#### Exercise materials

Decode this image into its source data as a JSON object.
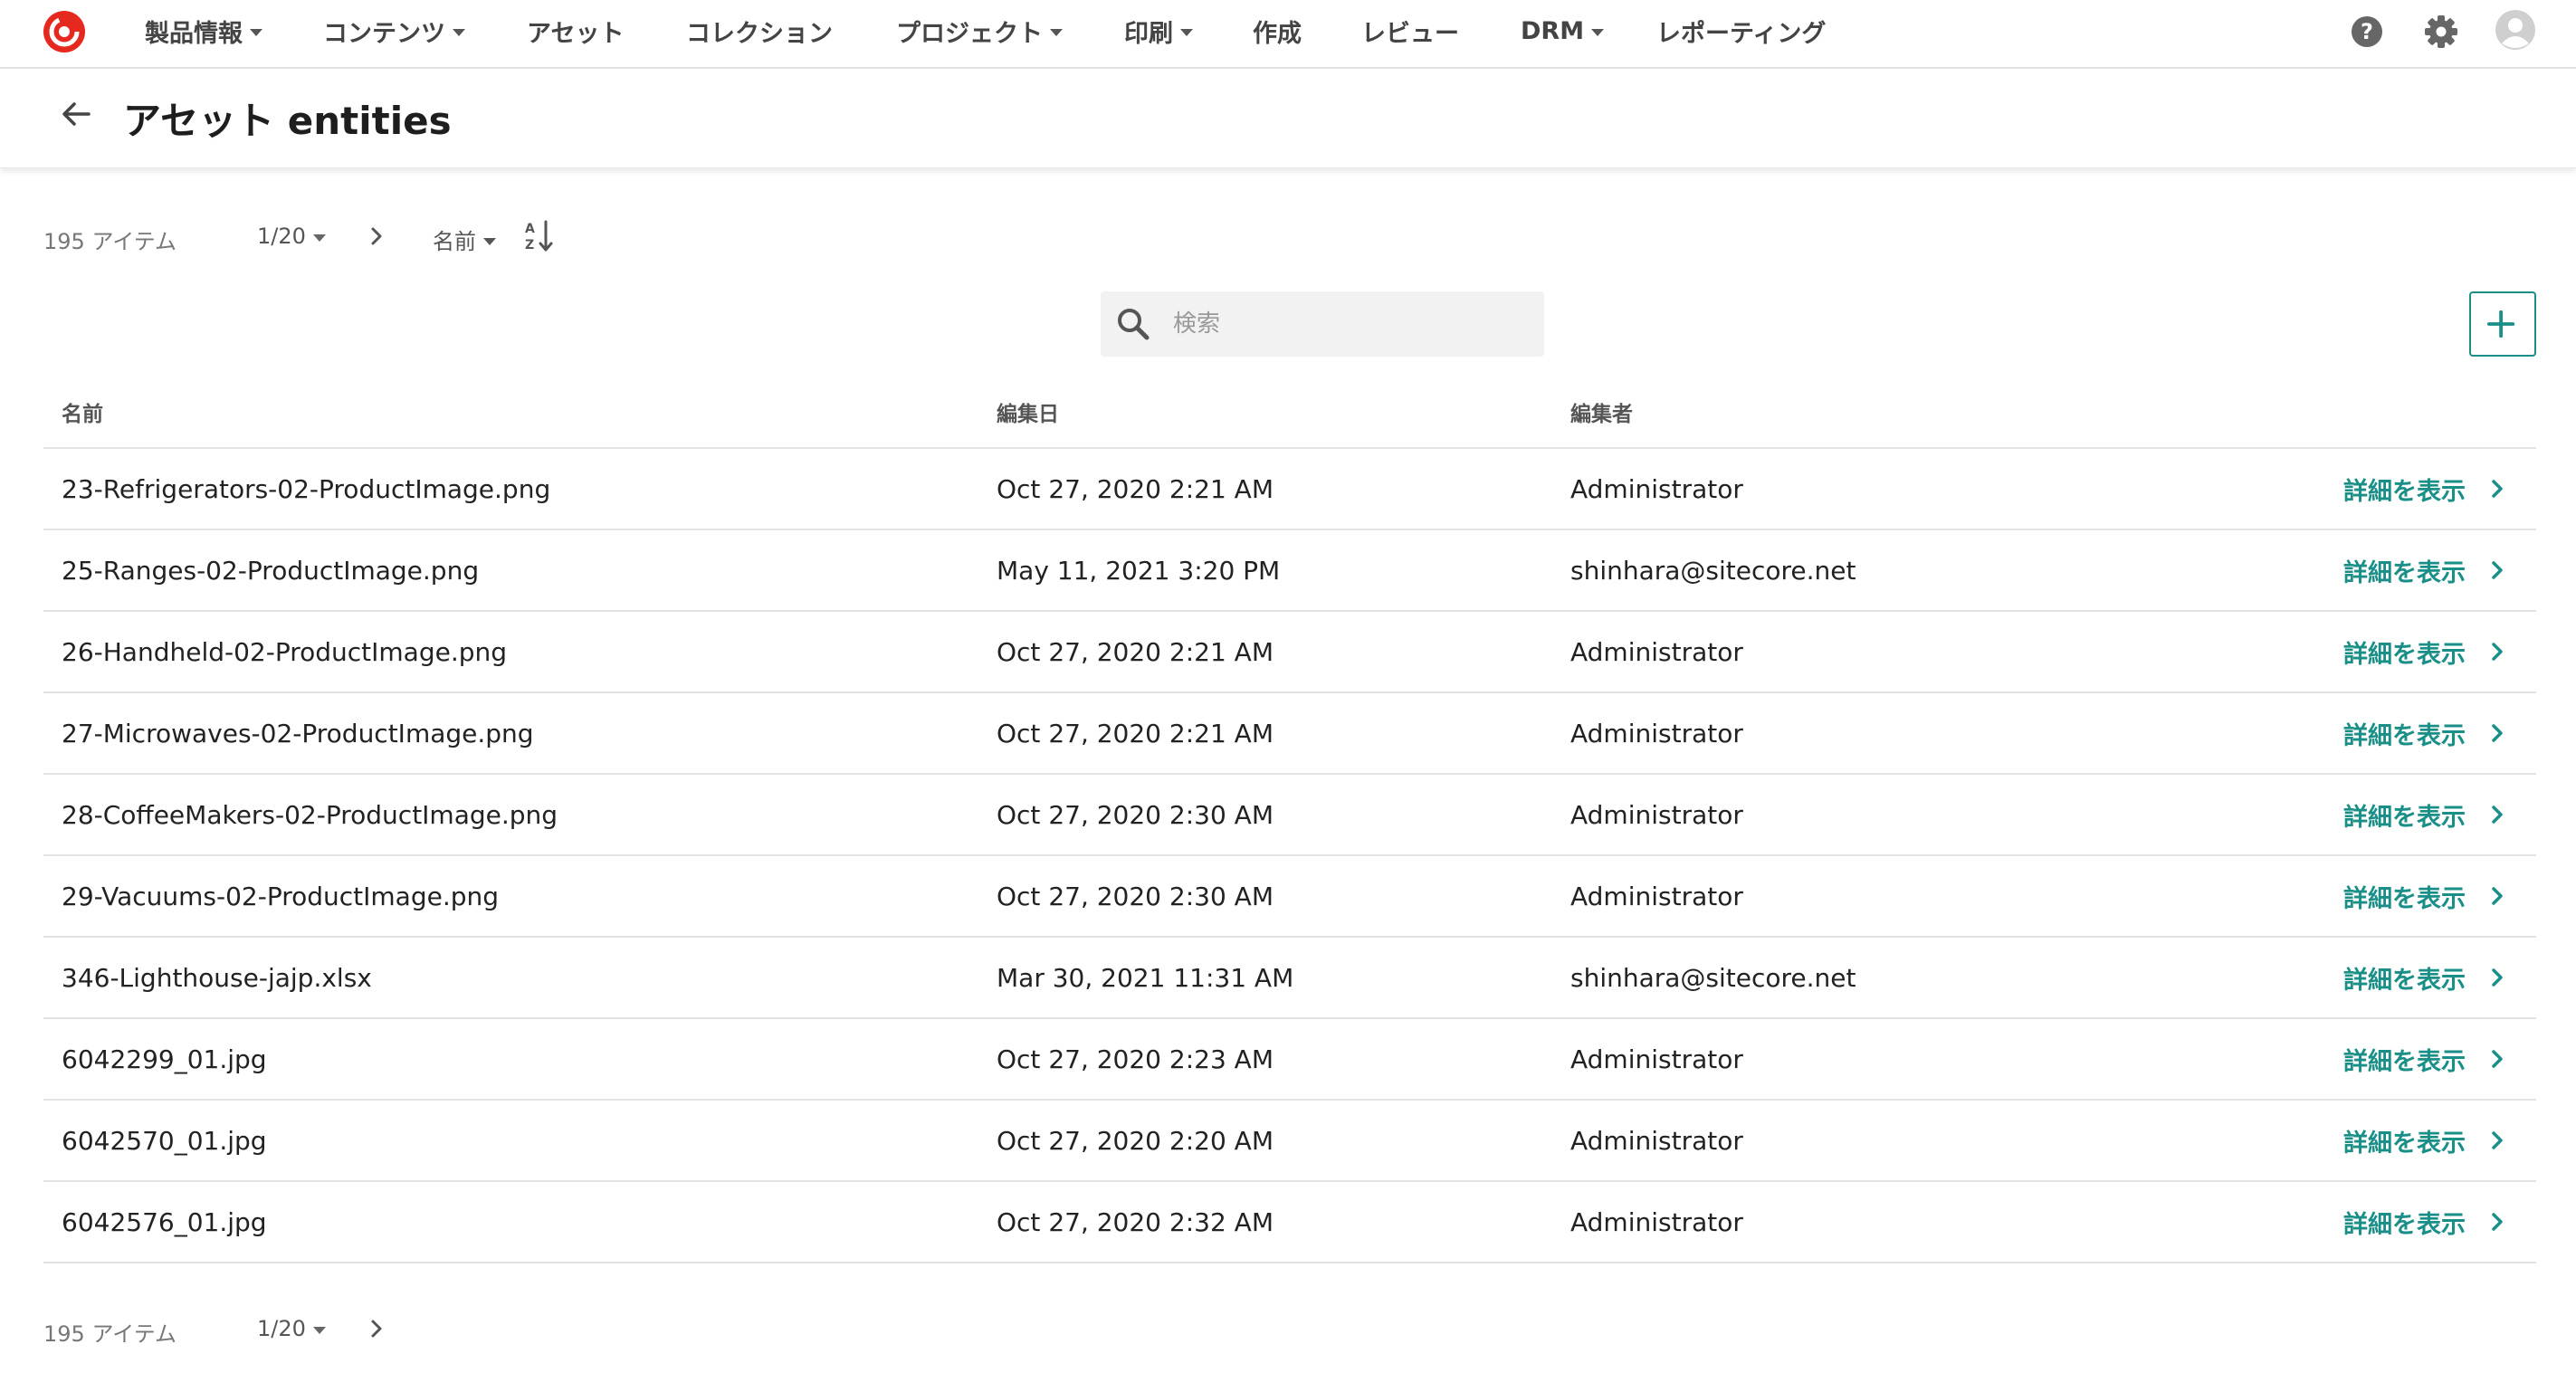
{
  "nav": {
    "items": [
      {
        "label": "製品情報",
        "dropdown": true
      },
      {
        "label": "コンテンツ",
        "dropdown": true
      },
      {
        "label": "アセット",
        "dropdown": false
      },
      {
        "label": "コレクション",
        "dropdown": false
      },
      {
        "label": "プロジェクト",
        "dropdown": true
      },
      {
        "label": "印刷",
        "dropdown": true
      },
      {
        "label": "作成",
        "dropdown": false
      },
      {
        "label": "レビュー",
        "dropdown": false
      },
      {
        "label": "DRM",
        "dropdown": true
      },
      {
        "label": "レポーティング",
        "dropdown": false
      }
    ],
    "icons": [
      "help-icon",
      "settings-icon",
      "user-avatar-icon"
    ]
  },
  "header": {
    "title": "アセット entities"
  },
  "toolbar": {
    "count": "195 アイテム",
    "page": "1/20",
    "sort_label": "名前"
  },
  "search": {
    "placeholder": "検索"
  },
  "table": {
    "columns": [
      "名前",
      "編集日",
      "編集者"
    ],
    "details_label": "詳細を表示",
    "rows": [
      {
        "name": "23-Refrigerators-02-ProductImage.png",
        "date": "Oct 27, 2020 2:21 AM",
        "editor": "Administrator"
      },
      {
        "name": "25-Ranges-02-ProductImage.png",
        "date": "May 11, 2021 3:20 PM",
        "editor": "shinhara@sitecore.net"
      },
      {
        "name": "26-Handheld-02-ProductImage.png",
        "date": "Oct 27, 2020 2:21 AM",
        "editor": "Administrator"
      },
      {
        "name": "27-Microwaves-02-ProductImage.png",
        "date": "Oct 27, 2020 2:21 AM",
        "editor": "Administrator"
      },
      {
        "name": "28-CoffeeMakers-02-ProductImage.png",
        "date": "Oct 27, 2020 2:30 AM",
        "editor": "Administrator"
      },
      {
        "name": "29-Vacuums-02-ProductImage.png",
        "date": "Oct 27, 2020 2:30 AM",
        "editor": "Administrator"
      },
      {
        "name": "346-Lighthouse-jajp.xlsx",
        "date": "Mar 30, 2021 11:31 AM",
        "editor": "shinhara@sitecore.net"
      },
      {
        "name": "6042299_01.jpg",
        "date": "Oct 27, 2020 2:23 AM",
        "editor": "Administrator"
      },
      {
        "name": "6042570_01.jpg",
        "date": "Oct 27, 2020 2:20 AM",
        "editor": "Administrator"
      },
      {
        "name": "6042576_01.jpg",
        "date": "Oct 27, 2020 2:32 AM",
        "editor": "Administrator"
      }
    ]
  },
  "footer": {
    "count": "195 アイテム",
    "page": "1/20"
  },
  "colors": {
    "accent": "#1a8f88",
    "logo": "#e5291f",
    "divider": "#e3e3e3"
  }
}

########

In the entries above, locate every line with the word "name" and copy it.

        "name": "23-Refrigerators-02-ProductImage.png",
        "name": "25-Ranges-02-ProductImage.png",
        "name": "26-Handheld-02-ProductImage.png",
        "name": "27-Microwaves-02-ProductImage.png",
        "name": "28-CoffeeMakers-02-ProductImage.png",
        "name": "29-Vacuums-02-ProductImage.png",
        "name": "346-Lighthouse-jajp.xlsx",
        "name": "6042299_01.jpg",
        "name": "6042570_01.jpg",
        "name": "6042576_01.jpg",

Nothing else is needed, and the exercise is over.